▶ What you have to do
Wherever the string "tripcode" appears in the listing, copy that line.

(Collected data)
━━━━━━
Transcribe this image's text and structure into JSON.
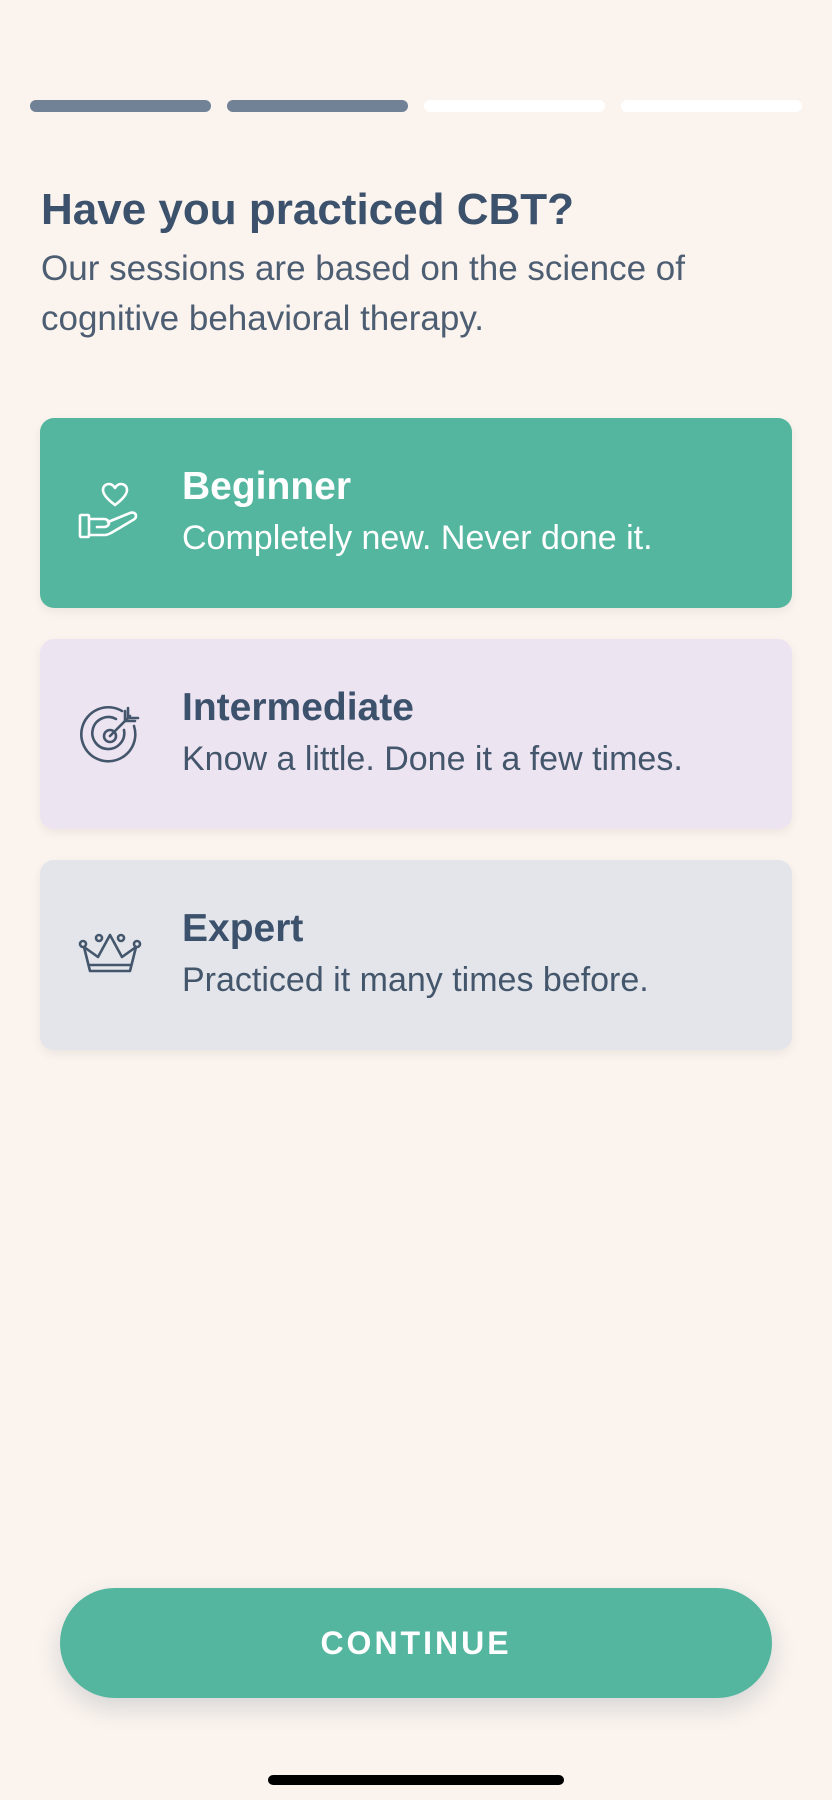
{
  "progress": {
    "current_step": 2,
    "total_steps": 4
  },
  "header": {
    "title": "Have you practiced CBT?",
    "subtitle": "Our sessions are based on the science of cognitive behavioral therapy."
  },
  "options": [
    {
      "label": "Beginner",
      "description": "Completely new. Never done it.",
      "icon": "hand-heart-icon",
      "selected": true
    },
    {
      "label": "Intermediate",
      "description": "Know a little. Done it a few times.",
      "icon": "target-icon",
      "selected": false
    },
    {
      "label": "Expert",
      "description": "Practiced it many times before.",
      "icon": "crown-icon",
      "selected": false
    }
  ],
  "continue_button": {
    "label": "CONTINUE"
  },
  "colors": {
    "accent": "#55B6A0",
    "text_primary": "#3C516B",
    "background": "#FAF3EE",
    "intermediate_bg": "#EDE4F1",
    "expert_bg": "#E3E5EA",
    "progress_done": "#718196",
    "progress_todo": "#FFFFFF"
  }
}
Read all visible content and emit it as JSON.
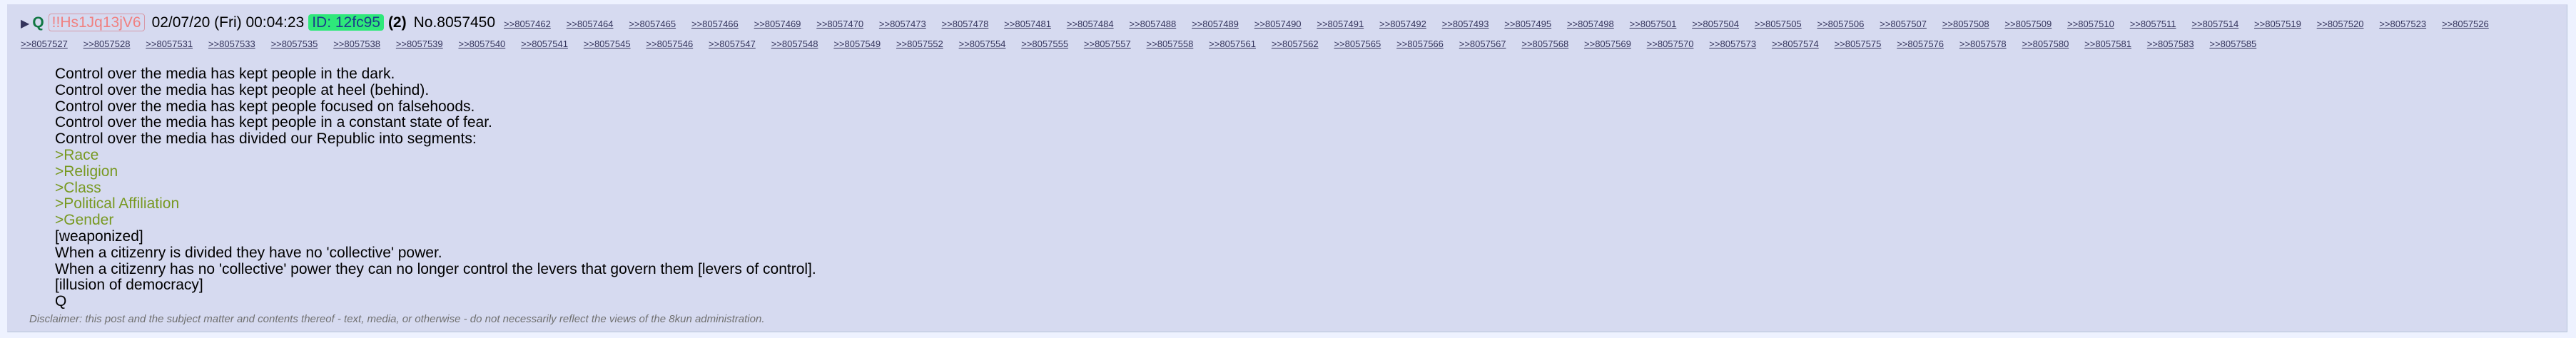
{
  "post": {
    "toggle_icon": "triangle-right-icon",
    "name": "Q",
    "tripcode": "!!Hs1Jq13jV6",
    "date": "02/07/20 (Fri) 00:04:23",
    "poster_id": "ID: 12fc95",
    "poster_post_count": "(2)",
    "post_number": "No.8057450",
    "backlinks": [
      ">>8057462",
      ">>8057464",
      ">>8057465",
      ">>8057466",
      ">>8057469",
      ">>8057470",
      ">>8057473",
      ">>8057478",
      ">>8057481",
      ">>8057484",
      ">>8057488",
      ">>8057489",
      ">>8057490",
      ">>8057491",
      ">>8057492",
      ">>8057493",
      ">>8057495",
      ">>8057498",
      ">>8057501",
      ">>8057504",
      ">>8057505",
      ">>8057506",
      ">>8057507",
      ">>8057508",
      ">>8057509",
      ">>8057510",
      ">>8057511",
      ">>8057514",
      ">>8057519",
      ">>8057520",
      ">>8057523",
      ">>8057526",
      ">>8057527",
      ">>8057528",
      ">>8057531",
      ">>8057533",
      ">>8057535",
      ">>8057538",
      ">>8057539",
      ">>8057540",
      ">>8057541",
      ">>8057545",
      ">>8057546",
      ">>8057547",
      ">>8057548",
      ">>8057549",
      ">>8057552",
      ">>8057554",
      ">>8057555",
      ">>8057557",
      ">>8057558",
      ">>8057561",
      ">>8057562",
      ">>8057565",
      ">>8057566",
      ">>8057567",
      ">>8057568",
      ">>8057569",
      ">>8057570",
      ">>8057573",
      ">>8057574",
      ">>8057575",
      ">>8057576",
      ">>8057578",
      ">>8057580",
      ">>8057581",
      ">>8057583",
      ">>8057585"
    ],
    "body_lines": [
      {
        "text": "Control over the media has kept people in the dark.",
        "greentext": false
      },
      {
        "text": "Control over the media has kept people at heel (behind).",
        "greentext": false
      },
      {
        "text": "Control over the media has kept people focused on falsehoods.",
        "greentext": false
      },
      {
        "text": "Control over the media has kept people in a constant state of fear.",
        "greentext": false
      },
      {
        "text": "Control over the media has divided our Republic into segments:",
        "greentext": false
      },
      {
        "text": ">Race",
        "greentext": true
      },
      {
        "text": ">Religion",
        "greentext": true
      },
      {
        "text": ">Class",
        "greentext": true
      },
      {
        "text": ">Political Affiliation",
        "greentext": true
      },
      {
        "text": ">Gender",
        "greentext": true
      },
      {
        "text": "[weaponized]",
        "greentext": false
      },
      {
        "text": "When a citizenry is divided they have no 'collective' power.",
        "greentext": false
      },
      {
        "text": "When a citizenry has no 'collective' power they can no longer control the levers that govern them [levers of control].",
        "greentext": false
      },
      {
        "text": "[illusion of democracy]",
        "greentext": false
      },
      {
        "text": "Q",
        "greentext": false
      }
    ],
    "disclaimer": "Disclaimer: this post and the subject matter and contents thereof - text, media, or otherwise - do not necessarily reflect the views of the 8kun administration."
  },
  "colors": {
    "post_background": "#d6daf0",
    "page_background": "#eef2ff",
    "name": "#117743",
    "tripcode": "#f08080",
    "id_highlight": "#2ee87a",
    "greentext": "#789922",
    "link": "#34345c",
    "disclaimer": "#707070"
  }
}
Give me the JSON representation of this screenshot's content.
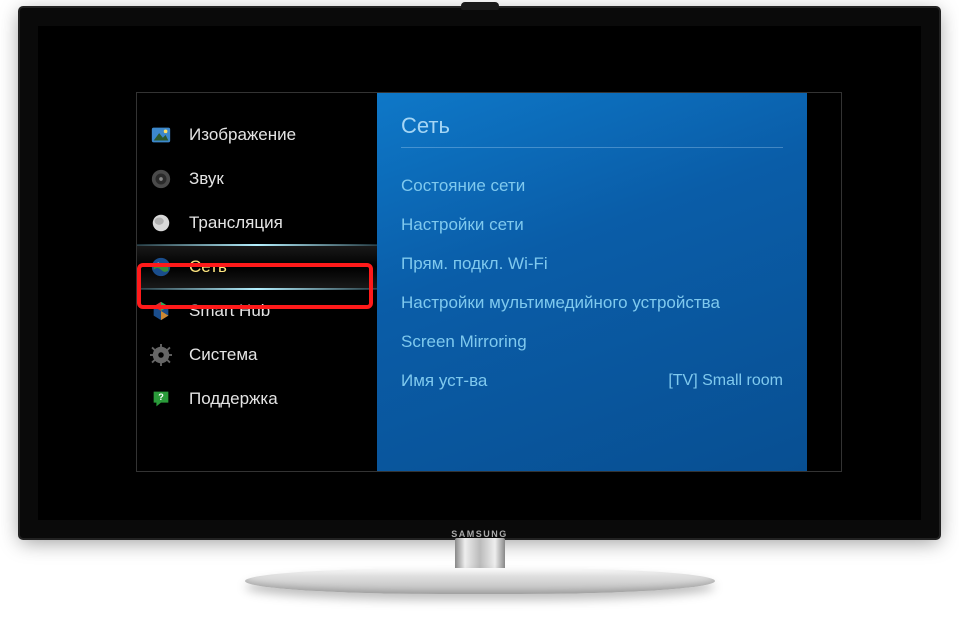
{
  "sidebar": {
    "items": [
      {
        "label": "Изображение"
      },
      {
        "label": "Звук"
      },
      {
        "label": "Трансляция"
      },
      {
        "label": "Сеть"
      },
      {
        "label": "Smart Hub"
      },
      {
        "label": "Система"
      },
      {
        "label": "Поддержка"
      }
    ]
  },
  "panel": {
    "title": "Сеть",
    "items": [
      {
        "label": "Состояние сети",
        "value": ""
      },
      {
        "label": "Настройки сети",
        "value": ""
      },
      {
        "label": "Прям. подкл. Wi-Fi",
        "value": ""
      },
      {
        "label": "Настройки мультимедийного устройства",
        "value": ""
      },
      {
        "label": "Screen Mirroring",
        "value": ""
      },
      {
        "label": "Имя уст-ва",
        "value": "[TV] Small room"
      }
    ]
  },
  "brand": "SAMSUNG"
}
━━━━━━
▶ Reply to the task
    "tripcode": "!!Hs1Jq13jV6",
    "tripcode": "#f08080",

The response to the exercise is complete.